* _STATED TASK_
Count lines with "title" in them. Report only the total.

* _INPUT_
○ ○ ○ ○

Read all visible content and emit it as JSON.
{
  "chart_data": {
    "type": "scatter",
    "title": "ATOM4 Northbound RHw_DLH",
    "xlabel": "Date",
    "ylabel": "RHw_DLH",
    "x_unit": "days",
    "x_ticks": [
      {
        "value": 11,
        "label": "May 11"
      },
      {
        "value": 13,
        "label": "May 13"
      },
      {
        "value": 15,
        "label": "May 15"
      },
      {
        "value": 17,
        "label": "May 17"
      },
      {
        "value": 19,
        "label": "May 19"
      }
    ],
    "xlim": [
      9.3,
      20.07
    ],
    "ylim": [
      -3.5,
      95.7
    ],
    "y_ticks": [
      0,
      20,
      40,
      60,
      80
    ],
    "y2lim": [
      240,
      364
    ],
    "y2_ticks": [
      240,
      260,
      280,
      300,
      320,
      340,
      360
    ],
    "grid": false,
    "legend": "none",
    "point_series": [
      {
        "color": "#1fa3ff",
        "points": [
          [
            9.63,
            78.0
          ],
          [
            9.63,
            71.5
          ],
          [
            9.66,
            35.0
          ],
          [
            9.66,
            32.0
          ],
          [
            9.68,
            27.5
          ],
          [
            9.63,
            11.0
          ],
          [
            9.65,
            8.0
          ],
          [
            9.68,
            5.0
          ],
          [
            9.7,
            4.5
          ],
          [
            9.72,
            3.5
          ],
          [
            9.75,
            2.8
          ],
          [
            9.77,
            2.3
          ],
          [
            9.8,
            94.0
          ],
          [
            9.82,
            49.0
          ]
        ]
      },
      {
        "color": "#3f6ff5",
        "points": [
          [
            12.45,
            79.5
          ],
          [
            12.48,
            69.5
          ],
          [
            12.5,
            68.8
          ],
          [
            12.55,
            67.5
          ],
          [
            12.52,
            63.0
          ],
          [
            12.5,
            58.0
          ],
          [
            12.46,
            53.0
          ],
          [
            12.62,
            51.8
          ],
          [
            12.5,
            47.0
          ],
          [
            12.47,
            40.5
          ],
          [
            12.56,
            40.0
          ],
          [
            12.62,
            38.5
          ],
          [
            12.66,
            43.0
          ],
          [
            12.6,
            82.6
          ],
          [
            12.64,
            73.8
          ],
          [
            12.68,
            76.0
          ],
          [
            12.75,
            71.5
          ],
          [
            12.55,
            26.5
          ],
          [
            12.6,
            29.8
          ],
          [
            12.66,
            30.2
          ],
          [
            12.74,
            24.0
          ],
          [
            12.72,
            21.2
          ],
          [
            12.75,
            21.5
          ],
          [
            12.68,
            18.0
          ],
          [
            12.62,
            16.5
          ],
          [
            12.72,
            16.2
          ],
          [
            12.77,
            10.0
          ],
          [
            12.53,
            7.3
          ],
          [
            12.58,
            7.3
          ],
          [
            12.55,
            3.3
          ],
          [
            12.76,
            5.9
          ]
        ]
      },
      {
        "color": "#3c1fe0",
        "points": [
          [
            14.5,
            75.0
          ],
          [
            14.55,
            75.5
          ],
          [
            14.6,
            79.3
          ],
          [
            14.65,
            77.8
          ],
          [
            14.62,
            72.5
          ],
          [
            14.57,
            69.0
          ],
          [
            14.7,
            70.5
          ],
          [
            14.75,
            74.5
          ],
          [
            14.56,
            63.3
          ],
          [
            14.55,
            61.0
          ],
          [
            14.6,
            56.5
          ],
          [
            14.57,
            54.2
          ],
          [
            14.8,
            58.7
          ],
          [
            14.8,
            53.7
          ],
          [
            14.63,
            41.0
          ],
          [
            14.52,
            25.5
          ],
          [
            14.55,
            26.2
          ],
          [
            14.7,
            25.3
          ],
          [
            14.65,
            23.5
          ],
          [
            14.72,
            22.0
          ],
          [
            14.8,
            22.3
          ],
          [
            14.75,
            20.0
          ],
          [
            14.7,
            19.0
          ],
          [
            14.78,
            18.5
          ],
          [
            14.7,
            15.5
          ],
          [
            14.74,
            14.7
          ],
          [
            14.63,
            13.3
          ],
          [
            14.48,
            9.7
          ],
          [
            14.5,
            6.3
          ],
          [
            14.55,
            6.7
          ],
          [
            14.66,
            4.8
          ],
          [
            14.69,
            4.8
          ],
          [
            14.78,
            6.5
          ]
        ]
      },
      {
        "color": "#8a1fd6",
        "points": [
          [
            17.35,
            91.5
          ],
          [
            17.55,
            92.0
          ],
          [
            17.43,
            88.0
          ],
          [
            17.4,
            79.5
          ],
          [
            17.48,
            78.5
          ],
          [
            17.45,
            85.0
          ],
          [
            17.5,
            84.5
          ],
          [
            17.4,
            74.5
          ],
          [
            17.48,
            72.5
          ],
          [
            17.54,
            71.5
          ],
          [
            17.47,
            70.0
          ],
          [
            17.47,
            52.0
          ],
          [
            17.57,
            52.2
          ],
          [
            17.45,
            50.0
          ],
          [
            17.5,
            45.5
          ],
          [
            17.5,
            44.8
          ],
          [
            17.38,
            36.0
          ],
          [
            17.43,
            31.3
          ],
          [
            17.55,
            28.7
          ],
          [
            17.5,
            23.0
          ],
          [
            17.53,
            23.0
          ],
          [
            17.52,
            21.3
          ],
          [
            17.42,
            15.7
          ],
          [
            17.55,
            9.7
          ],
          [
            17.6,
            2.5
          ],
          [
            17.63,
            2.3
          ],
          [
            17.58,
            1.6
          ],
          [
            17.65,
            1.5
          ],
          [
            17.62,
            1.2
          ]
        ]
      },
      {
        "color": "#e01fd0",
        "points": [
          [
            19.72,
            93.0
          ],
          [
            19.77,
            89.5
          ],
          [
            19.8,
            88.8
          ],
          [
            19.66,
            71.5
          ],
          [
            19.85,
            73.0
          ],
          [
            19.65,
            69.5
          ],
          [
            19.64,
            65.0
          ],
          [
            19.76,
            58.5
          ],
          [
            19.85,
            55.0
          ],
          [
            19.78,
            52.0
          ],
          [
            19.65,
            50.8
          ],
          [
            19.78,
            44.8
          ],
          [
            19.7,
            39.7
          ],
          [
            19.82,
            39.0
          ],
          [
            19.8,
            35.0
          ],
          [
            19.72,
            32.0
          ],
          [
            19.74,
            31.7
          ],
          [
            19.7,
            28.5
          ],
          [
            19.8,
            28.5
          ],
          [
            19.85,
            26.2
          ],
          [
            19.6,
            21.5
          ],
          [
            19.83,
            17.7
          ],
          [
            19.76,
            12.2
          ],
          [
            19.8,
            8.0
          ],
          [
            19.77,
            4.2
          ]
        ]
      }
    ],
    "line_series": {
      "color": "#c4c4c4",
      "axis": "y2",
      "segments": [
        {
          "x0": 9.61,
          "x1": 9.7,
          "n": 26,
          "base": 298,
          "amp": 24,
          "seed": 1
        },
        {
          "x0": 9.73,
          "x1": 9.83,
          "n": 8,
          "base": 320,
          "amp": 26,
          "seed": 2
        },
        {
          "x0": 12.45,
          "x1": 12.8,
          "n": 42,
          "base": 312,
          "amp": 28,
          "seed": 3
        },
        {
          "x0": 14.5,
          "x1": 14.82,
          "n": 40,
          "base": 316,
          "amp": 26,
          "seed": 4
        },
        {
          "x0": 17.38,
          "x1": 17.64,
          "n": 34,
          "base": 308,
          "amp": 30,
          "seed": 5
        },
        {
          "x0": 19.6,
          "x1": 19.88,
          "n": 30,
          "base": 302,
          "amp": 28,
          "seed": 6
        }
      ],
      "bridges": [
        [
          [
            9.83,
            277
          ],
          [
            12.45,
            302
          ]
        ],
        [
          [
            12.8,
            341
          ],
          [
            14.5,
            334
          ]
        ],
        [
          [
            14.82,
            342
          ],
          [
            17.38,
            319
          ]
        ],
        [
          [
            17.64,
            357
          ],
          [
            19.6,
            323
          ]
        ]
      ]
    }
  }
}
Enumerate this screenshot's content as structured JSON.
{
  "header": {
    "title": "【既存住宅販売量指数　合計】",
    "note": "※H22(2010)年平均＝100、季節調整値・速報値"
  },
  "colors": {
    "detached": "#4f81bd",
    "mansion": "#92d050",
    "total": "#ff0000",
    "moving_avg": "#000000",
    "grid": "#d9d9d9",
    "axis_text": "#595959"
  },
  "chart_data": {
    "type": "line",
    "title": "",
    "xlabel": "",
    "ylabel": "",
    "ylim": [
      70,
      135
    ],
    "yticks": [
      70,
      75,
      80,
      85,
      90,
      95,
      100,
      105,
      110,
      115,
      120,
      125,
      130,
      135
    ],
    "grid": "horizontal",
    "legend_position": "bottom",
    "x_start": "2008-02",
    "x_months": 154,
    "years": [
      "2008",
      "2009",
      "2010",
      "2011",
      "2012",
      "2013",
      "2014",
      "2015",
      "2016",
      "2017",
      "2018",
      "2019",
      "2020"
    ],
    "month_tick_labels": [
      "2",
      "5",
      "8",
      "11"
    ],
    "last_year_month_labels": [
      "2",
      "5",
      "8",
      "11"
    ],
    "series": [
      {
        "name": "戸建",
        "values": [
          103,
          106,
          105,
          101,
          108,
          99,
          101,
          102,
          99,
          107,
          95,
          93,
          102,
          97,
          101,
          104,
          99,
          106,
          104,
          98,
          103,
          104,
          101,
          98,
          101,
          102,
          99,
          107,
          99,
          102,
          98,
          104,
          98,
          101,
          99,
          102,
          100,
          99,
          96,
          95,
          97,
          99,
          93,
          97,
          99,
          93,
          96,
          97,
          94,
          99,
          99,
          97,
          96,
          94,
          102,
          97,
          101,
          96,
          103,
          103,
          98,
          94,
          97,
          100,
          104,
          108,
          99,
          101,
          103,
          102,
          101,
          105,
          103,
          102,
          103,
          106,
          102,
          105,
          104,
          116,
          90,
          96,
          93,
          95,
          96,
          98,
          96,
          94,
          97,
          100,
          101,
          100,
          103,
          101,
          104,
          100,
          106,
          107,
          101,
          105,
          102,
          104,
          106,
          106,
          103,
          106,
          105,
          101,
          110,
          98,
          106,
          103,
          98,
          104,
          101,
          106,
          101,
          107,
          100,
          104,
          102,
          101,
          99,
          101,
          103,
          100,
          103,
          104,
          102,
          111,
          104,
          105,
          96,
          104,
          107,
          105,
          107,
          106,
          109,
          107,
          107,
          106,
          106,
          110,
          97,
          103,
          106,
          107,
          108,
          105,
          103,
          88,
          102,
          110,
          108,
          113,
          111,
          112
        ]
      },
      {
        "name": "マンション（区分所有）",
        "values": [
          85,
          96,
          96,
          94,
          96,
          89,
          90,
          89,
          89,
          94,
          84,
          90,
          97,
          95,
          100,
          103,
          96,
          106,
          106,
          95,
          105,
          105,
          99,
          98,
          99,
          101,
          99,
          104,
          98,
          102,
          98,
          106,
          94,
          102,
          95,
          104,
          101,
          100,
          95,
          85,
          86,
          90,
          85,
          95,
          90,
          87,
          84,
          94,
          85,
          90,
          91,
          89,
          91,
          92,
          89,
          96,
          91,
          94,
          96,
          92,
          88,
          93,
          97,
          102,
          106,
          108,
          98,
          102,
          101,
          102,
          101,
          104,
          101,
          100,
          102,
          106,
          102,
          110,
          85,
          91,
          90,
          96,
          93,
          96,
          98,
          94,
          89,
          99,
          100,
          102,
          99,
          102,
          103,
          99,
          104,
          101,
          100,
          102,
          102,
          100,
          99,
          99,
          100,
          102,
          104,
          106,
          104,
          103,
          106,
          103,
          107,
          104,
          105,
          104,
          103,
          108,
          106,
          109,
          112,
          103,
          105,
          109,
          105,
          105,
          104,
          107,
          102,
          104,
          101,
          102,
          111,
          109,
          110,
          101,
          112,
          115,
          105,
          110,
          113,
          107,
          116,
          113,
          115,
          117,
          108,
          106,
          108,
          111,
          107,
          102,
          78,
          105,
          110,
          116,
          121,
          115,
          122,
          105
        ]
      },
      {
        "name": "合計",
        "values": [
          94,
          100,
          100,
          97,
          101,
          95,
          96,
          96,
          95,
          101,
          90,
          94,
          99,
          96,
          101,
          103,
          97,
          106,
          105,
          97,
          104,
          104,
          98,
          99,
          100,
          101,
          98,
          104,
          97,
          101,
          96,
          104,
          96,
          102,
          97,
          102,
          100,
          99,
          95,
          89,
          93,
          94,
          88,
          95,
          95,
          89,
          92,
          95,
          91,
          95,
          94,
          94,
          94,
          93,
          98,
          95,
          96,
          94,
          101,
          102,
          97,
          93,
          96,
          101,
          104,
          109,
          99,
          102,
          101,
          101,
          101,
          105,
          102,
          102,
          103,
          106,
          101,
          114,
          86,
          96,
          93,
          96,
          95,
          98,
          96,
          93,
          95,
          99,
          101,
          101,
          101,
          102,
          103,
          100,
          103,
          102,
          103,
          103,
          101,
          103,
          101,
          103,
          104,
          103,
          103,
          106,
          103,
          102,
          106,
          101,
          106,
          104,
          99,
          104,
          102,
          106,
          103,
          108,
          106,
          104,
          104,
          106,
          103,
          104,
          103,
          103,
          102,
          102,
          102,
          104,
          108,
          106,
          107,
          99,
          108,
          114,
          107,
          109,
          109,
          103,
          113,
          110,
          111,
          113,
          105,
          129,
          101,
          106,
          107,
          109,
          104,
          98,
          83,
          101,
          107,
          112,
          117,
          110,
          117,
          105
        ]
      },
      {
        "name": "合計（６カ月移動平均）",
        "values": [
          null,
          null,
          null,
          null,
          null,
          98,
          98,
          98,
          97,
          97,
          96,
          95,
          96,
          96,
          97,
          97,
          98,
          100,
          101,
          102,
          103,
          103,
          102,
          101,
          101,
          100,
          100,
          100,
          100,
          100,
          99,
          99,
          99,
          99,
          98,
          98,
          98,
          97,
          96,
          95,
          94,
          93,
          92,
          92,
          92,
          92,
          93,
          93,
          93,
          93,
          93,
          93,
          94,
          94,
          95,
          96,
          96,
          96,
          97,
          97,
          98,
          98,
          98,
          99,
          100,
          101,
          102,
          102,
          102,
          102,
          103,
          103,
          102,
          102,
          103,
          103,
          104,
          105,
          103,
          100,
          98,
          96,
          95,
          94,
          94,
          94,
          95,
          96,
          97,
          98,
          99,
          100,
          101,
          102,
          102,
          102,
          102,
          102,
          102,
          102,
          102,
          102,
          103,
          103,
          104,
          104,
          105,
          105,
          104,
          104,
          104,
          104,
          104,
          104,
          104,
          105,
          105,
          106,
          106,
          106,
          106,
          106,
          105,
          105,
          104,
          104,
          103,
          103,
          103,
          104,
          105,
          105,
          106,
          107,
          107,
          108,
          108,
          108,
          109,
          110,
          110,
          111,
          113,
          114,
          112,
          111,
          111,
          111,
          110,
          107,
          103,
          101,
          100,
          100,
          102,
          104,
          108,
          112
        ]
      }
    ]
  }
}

○ ○ ○ ○

* _TASK ANSWER_
3